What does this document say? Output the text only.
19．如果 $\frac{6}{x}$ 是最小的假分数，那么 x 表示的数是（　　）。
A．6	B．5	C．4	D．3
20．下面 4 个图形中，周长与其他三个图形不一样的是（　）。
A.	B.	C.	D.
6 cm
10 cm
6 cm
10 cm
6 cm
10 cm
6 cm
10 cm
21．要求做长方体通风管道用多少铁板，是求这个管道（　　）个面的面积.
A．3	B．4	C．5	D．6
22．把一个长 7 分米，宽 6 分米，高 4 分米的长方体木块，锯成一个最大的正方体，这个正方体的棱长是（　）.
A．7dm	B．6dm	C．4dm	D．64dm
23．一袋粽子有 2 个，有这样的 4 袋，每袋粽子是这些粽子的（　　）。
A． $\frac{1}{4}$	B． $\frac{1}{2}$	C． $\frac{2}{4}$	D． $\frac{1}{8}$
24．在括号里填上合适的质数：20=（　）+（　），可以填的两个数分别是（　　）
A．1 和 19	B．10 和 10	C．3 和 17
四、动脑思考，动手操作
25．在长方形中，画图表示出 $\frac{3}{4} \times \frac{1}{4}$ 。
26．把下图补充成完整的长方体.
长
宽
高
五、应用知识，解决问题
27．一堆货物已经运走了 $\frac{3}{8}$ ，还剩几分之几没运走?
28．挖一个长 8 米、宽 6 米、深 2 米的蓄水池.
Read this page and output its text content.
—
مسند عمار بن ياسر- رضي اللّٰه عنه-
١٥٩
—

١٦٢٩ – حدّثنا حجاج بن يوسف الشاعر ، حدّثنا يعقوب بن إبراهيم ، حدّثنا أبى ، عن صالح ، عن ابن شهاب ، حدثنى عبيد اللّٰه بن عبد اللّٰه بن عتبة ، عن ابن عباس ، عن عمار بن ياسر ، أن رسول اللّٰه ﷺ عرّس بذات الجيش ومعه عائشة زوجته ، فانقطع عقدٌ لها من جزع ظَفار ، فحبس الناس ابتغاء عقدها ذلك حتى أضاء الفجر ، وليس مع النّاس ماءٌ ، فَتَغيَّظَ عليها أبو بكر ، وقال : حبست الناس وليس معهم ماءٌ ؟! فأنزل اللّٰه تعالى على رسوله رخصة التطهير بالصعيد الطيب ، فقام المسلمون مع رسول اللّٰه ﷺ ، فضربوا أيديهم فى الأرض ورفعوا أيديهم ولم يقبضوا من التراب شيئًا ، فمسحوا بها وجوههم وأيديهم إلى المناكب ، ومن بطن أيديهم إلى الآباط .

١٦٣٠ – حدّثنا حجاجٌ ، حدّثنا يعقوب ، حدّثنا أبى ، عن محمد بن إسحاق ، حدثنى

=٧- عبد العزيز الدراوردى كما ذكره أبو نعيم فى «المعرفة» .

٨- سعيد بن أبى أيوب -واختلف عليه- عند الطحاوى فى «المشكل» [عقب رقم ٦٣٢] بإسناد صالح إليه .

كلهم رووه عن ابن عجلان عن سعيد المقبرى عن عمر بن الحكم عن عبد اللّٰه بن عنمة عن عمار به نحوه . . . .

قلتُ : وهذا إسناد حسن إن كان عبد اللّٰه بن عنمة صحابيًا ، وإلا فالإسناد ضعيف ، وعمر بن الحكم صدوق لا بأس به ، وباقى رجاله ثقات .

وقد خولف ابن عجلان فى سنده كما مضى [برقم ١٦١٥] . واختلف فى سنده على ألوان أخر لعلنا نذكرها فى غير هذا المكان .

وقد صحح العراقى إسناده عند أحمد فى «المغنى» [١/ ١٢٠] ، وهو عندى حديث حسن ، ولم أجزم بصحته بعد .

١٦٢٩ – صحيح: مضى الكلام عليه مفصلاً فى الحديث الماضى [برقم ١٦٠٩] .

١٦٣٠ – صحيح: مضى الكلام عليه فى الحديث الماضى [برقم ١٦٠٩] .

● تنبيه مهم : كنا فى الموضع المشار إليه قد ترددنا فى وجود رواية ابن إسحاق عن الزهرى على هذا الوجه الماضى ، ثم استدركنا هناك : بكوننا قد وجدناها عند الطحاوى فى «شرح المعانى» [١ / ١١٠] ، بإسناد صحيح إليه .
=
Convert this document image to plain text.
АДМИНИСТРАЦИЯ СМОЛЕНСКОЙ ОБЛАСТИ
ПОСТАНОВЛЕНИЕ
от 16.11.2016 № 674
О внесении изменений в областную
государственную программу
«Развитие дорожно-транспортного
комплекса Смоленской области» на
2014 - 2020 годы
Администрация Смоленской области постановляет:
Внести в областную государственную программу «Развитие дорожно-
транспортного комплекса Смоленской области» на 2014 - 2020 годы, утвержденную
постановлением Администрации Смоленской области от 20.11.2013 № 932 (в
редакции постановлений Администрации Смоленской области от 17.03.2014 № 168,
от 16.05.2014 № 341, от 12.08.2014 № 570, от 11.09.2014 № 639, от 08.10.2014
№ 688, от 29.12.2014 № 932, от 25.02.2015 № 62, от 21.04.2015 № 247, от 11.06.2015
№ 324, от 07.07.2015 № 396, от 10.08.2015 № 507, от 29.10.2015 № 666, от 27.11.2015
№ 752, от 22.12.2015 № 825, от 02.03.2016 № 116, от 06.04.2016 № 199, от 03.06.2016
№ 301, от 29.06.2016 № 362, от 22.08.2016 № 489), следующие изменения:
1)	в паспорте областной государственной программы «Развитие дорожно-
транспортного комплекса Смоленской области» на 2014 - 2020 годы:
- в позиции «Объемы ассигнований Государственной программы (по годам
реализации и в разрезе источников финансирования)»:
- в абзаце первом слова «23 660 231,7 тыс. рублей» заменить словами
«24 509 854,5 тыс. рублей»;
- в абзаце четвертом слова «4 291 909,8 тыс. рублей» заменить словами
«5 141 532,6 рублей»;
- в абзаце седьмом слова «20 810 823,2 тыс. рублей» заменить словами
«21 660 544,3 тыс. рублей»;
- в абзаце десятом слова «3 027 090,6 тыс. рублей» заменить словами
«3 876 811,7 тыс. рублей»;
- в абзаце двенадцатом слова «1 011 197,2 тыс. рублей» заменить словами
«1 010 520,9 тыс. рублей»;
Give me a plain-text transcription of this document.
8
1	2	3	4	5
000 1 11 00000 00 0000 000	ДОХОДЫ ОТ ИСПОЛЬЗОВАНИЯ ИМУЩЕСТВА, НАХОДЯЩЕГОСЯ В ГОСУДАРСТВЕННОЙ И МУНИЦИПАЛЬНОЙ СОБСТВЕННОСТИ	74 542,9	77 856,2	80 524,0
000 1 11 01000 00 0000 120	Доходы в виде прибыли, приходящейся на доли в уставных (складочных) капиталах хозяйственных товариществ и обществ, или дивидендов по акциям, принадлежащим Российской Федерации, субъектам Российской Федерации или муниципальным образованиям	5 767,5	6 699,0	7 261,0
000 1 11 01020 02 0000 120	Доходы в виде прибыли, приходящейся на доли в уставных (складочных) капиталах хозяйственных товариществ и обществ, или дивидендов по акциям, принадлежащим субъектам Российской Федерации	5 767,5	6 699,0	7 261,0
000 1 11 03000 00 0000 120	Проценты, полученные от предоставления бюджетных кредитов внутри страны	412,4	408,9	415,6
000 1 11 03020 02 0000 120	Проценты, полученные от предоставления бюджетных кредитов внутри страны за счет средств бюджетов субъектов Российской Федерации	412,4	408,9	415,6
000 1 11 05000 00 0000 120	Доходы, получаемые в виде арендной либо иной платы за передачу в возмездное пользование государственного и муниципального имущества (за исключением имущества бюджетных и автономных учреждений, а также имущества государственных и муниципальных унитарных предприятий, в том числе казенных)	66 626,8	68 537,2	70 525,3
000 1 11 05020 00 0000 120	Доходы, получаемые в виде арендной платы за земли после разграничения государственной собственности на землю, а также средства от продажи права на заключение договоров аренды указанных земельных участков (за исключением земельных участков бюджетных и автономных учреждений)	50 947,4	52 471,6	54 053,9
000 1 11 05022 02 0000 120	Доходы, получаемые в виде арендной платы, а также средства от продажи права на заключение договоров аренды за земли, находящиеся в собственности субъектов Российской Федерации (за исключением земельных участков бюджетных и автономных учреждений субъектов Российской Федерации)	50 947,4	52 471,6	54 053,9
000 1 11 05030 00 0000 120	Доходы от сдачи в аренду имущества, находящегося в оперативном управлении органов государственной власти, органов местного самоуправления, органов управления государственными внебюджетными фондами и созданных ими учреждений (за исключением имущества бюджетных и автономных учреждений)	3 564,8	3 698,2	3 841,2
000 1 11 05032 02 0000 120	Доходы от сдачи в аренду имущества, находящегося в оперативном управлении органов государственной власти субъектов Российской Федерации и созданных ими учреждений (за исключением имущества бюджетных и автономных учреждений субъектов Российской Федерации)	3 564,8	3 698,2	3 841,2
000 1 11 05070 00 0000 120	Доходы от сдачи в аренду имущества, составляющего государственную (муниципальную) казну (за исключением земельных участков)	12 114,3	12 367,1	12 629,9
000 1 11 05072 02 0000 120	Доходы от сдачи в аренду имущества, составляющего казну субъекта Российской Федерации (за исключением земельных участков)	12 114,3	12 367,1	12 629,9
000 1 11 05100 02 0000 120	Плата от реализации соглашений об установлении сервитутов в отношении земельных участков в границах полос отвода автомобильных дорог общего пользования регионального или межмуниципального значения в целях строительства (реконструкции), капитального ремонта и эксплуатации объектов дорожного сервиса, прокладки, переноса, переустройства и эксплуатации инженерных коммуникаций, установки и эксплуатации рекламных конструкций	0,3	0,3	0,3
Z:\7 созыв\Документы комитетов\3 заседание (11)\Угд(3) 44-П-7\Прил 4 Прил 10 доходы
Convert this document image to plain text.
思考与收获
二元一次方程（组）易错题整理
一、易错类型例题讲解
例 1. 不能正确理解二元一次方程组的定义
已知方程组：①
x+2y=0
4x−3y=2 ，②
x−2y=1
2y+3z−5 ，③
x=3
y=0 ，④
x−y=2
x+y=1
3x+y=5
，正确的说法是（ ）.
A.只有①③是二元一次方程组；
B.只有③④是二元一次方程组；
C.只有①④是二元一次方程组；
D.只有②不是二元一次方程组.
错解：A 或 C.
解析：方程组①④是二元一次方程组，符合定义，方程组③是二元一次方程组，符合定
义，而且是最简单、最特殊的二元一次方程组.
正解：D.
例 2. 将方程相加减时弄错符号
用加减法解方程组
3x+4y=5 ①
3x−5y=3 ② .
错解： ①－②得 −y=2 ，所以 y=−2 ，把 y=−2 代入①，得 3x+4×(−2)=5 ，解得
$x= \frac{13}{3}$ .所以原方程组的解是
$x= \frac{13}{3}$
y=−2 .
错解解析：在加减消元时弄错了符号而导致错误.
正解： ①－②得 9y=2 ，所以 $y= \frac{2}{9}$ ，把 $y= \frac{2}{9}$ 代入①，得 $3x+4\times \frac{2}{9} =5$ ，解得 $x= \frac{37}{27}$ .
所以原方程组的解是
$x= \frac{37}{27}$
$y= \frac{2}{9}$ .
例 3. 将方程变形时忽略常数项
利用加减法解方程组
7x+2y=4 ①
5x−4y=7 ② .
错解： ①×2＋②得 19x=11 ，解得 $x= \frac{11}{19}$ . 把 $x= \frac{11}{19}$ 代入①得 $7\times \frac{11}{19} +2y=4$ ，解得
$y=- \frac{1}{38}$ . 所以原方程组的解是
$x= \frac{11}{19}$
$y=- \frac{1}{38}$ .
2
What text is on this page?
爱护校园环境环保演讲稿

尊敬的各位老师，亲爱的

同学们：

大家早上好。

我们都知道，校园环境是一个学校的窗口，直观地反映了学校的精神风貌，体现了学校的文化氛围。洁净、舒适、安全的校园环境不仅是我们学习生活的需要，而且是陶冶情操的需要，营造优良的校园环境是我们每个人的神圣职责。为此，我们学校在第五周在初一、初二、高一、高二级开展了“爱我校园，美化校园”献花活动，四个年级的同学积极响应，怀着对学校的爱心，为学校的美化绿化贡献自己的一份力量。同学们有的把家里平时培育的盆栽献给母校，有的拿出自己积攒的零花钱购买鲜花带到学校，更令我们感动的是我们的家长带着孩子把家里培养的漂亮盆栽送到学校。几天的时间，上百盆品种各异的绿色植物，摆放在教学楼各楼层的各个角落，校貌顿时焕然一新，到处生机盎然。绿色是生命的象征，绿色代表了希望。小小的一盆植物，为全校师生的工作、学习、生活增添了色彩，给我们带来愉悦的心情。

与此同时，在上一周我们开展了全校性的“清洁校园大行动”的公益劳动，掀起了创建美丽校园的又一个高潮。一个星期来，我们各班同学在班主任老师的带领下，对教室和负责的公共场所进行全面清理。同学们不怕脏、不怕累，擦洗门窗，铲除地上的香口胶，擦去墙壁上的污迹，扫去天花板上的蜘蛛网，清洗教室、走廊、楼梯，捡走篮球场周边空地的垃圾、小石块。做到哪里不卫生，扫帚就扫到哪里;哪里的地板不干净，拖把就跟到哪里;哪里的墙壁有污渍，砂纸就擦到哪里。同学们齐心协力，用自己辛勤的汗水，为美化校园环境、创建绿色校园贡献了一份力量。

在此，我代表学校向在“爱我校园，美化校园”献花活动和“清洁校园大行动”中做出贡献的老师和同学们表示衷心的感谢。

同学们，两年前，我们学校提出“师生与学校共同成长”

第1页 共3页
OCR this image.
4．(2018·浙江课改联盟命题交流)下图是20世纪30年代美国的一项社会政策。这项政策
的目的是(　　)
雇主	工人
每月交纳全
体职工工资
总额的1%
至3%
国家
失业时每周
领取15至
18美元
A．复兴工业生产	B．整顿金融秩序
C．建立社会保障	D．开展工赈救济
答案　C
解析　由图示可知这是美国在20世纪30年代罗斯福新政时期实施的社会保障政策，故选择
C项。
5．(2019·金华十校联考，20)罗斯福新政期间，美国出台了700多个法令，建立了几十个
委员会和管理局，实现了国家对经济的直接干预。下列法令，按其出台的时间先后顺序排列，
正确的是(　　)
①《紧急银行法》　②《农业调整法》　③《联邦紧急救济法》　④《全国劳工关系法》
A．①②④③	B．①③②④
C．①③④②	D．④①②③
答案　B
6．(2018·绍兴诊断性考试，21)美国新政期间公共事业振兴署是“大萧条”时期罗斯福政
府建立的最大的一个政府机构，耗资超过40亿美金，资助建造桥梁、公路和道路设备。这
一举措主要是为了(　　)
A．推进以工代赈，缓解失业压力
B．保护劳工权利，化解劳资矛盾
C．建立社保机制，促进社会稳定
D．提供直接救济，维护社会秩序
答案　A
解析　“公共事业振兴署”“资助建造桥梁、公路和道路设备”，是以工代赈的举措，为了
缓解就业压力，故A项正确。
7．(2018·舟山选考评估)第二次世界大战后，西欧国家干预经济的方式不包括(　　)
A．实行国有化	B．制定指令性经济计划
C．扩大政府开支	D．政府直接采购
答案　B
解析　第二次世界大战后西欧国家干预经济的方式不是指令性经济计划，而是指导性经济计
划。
..........
In the listing, find all lines with the string "times" and copy them.

25．在长方形中，画图表示出 $\frac{3}{4} \times \frac{1}{4}$ 。
正解： ①－②得 9y=2 ，所以 $y= \frac{2}{9}$ ，把 $y= \frac{2}{9}$ 代入①，得 $3x+4\times \frac{2}{9} =5$ ，解得 $x= \frac{37}{27}$ .
错解： ①×2＋②得 19x=11 ，解得 $x= \frac{11}{19}$ . 把 $x= \frac{11}{19}$ 代入①得 $7\times \frac{11}{19} +2y=4$ ，解得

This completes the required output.